§ Given task: Only lines holding the string "ended" are wanted; copy each one from the material.

§ Input:
((

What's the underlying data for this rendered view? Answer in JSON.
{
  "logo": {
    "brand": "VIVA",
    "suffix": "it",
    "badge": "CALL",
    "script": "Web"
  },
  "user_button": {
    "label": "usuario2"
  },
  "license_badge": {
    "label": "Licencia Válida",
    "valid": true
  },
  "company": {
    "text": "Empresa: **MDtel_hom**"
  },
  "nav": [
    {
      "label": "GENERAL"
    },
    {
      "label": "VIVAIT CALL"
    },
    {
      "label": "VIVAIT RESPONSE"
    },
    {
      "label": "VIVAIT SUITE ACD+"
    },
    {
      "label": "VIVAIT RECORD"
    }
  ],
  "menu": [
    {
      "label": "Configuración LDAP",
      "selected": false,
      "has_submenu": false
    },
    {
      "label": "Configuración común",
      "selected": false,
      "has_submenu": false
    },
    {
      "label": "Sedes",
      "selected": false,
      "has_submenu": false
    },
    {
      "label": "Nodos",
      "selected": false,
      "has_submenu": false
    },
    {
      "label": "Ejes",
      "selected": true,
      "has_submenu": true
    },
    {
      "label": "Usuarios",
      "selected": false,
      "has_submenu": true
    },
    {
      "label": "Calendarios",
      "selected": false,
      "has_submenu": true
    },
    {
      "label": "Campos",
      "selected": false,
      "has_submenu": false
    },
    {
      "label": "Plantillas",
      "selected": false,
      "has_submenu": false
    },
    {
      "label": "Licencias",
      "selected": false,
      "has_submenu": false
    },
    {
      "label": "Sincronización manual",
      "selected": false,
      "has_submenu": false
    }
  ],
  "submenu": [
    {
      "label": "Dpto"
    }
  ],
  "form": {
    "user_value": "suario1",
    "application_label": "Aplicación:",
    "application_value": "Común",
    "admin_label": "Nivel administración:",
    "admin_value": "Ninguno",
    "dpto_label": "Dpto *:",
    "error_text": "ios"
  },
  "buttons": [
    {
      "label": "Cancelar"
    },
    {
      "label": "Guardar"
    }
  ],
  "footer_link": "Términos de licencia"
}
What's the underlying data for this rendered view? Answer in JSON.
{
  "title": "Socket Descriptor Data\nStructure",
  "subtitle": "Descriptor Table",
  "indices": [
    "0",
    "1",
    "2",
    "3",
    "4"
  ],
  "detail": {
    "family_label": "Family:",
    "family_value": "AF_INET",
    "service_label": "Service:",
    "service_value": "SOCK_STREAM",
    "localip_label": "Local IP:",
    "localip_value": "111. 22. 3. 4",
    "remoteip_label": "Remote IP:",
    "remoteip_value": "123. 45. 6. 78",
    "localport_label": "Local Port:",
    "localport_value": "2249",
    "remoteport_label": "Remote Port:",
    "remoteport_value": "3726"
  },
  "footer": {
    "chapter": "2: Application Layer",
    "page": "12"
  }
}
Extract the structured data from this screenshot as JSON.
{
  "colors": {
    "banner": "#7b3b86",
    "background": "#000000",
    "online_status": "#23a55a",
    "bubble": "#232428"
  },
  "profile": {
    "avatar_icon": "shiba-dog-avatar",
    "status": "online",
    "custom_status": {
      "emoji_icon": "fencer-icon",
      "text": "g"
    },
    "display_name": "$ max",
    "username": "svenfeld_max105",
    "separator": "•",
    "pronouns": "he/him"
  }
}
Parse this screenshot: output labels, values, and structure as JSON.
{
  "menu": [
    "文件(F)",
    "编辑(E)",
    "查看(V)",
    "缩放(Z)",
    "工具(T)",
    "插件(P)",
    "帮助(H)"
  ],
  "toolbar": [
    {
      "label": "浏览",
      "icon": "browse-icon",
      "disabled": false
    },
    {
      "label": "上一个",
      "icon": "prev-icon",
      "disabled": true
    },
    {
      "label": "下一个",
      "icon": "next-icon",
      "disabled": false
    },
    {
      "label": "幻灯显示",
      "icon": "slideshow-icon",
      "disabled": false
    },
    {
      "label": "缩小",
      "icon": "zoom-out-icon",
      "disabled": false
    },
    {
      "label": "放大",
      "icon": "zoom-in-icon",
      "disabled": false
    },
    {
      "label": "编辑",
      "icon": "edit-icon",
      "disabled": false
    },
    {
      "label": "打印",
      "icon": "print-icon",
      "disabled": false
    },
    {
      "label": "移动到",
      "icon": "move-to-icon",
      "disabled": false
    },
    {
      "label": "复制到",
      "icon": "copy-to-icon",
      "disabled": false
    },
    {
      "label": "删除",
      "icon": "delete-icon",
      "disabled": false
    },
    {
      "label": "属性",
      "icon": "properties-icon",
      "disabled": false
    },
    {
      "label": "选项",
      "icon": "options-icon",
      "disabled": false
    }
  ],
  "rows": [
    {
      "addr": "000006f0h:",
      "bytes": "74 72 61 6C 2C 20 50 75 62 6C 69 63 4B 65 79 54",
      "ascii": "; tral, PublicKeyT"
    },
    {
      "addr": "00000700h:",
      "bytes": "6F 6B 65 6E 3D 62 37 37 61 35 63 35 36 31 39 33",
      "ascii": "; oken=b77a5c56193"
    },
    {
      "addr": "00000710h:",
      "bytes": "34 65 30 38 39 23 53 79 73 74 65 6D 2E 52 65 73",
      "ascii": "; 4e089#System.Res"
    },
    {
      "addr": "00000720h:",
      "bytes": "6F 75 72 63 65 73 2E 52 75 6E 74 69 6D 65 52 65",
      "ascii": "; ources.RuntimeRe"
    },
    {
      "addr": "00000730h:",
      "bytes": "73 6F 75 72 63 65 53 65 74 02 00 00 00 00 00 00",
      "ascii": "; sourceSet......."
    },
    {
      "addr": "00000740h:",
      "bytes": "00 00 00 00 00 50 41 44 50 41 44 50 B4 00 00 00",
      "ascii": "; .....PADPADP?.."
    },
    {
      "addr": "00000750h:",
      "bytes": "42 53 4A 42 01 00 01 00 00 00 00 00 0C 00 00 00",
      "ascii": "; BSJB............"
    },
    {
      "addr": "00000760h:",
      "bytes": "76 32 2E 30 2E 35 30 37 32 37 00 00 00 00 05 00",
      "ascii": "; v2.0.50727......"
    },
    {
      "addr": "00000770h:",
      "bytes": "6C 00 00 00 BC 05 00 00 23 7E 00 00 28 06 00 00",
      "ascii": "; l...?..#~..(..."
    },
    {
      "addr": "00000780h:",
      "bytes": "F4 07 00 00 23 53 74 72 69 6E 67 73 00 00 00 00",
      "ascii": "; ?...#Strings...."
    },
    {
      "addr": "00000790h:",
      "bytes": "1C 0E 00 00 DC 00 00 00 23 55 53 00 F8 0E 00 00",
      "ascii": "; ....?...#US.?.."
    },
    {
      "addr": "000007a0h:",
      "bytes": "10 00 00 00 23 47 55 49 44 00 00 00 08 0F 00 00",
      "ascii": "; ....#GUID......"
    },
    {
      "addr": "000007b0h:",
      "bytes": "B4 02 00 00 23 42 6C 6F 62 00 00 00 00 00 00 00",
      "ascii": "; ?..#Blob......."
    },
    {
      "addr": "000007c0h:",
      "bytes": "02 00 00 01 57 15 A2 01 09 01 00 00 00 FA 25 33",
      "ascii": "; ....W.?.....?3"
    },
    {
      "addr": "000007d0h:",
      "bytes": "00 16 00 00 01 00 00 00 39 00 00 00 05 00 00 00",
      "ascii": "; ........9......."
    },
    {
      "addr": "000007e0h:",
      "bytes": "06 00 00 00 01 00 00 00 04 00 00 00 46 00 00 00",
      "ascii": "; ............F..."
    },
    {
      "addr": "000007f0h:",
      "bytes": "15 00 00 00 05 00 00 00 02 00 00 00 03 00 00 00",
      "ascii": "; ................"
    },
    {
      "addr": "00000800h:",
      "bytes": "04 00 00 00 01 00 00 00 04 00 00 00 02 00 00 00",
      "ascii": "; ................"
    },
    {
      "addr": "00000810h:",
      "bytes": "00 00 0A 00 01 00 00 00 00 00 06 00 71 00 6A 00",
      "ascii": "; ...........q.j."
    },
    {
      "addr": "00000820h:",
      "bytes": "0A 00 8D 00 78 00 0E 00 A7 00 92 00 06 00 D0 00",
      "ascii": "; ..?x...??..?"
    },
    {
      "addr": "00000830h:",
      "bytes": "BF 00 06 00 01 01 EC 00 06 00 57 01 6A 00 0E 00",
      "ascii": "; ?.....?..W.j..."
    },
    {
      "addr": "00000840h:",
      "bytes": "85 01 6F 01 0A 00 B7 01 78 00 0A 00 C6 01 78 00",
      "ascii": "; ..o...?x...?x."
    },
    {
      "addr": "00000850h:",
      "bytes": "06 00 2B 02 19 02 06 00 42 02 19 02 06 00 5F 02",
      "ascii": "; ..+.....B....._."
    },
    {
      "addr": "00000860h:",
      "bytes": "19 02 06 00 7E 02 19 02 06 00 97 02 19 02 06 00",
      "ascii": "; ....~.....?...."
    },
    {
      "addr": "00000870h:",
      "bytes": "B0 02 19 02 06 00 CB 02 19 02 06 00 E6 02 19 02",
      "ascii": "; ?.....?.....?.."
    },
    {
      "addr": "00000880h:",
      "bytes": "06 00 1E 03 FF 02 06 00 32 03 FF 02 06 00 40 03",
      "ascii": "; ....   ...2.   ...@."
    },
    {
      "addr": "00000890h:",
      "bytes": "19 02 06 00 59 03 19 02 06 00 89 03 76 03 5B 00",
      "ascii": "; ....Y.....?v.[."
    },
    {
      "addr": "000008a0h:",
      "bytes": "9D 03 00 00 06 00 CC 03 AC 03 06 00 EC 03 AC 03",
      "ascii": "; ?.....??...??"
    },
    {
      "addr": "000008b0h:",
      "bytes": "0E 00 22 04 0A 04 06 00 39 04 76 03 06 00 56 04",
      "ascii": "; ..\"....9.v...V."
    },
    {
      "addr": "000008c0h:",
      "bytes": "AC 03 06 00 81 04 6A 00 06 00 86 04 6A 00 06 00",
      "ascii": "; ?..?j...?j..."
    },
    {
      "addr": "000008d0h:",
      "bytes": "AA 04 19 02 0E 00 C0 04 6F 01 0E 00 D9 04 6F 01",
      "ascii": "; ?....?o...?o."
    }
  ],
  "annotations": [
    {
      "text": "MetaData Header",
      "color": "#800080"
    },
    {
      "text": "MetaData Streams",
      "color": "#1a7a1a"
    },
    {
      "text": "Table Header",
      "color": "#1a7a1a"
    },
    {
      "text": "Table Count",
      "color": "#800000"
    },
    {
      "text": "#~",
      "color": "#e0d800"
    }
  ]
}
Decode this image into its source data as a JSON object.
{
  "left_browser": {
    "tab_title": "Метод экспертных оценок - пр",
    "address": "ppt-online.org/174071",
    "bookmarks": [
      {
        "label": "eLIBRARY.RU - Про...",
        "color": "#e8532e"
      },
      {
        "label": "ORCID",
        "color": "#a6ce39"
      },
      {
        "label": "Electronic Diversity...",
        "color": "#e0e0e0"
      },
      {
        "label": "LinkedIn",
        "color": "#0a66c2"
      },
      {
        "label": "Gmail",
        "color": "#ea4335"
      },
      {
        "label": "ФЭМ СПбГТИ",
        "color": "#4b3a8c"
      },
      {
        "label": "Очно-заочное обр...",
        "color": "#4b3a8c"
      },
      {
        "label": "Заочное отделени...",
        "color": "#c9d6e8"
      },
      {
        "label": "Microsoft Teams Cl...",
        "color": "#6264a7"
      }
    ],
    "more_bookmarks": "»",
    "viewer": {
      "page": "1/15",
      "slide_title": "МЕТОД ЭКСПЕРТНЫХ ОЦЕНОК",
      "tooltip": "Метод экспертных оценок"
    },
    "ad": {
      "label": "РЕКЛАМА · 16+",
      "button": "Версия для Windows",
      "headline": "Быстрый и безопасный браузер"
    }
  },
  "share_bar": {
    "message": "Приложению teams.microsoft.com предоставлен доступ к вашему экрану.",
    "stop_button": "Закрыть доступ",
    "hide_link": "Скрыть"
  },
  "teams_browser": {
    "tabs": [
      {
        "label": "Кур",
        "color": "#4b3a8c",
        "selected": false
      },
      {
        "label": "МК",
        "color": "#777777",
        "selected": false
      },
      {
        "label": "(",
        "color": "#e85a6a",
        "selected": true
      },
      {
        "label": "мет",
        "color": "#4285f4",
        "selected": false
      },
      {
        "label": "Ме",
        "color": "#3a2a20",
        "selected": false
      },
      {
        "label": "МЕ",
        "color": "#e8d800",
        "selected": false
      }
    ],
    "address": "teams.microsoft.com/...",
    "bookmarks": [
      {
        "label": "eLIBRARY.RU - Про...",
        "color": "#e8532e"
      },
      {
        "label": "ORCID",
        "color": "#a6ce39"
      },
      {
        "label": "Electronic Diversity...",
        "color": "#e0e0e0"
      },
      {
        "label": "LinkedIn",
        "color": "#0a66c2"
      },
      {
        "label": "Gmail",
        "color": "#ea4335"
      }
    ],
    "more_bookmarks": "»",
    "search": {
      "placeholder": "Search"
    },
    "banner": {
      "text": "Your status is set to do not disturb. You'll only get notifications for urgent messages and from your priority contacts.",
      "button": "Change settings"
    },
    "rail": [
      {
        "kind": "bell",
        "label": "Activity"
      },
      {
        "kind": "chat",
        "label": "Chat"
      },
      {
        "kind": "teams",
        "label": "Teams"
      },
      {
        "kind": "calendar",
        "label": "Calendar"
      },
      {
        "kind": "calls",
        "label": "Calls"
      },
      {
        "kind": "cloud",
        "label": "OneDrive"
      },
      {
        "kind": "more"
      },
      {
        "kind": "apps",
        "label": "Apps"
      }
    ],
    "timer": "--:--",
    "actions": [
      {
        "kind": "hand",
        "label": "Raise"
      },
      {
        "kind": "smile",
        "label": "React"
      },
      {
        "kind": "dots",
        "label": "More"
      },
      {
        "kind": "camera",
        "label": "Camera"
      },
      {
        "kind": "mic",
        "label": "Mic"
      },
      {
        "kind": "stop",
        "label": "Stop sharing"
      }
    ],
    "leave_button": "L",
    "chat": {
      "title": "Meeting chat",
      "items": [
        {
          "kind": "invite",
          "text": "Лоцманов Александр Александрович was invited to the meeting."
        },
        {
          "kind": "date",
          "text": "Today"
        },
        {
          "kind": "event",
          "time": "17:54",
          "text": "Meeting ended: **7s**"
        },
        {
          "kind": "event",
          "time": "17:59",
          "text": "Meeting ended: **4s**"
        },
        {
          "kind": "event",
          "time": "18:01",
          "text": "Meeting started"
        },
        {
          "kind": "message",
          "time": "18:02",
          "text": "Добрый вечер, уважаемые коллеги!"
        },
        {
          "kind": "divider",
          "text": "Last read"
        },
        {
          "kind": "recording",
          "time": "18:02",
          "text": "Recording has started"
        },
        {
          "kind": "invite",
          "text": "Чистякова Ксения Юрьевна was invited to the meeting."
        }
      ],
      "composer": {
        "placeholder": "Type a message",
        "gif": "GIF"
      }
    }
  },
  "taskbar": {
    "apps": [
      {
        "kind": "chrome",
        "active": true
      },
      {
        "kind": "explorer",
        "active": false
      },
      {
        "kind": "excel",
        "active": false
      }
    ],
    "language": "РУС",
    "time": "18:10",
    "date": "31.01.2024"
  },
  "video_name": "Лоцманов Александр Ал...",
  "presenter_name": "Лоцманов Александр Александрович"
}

))

§ Full response:
          "text": "Meeting ended: **7s**"
          "text": "Meeting ended: **4s**"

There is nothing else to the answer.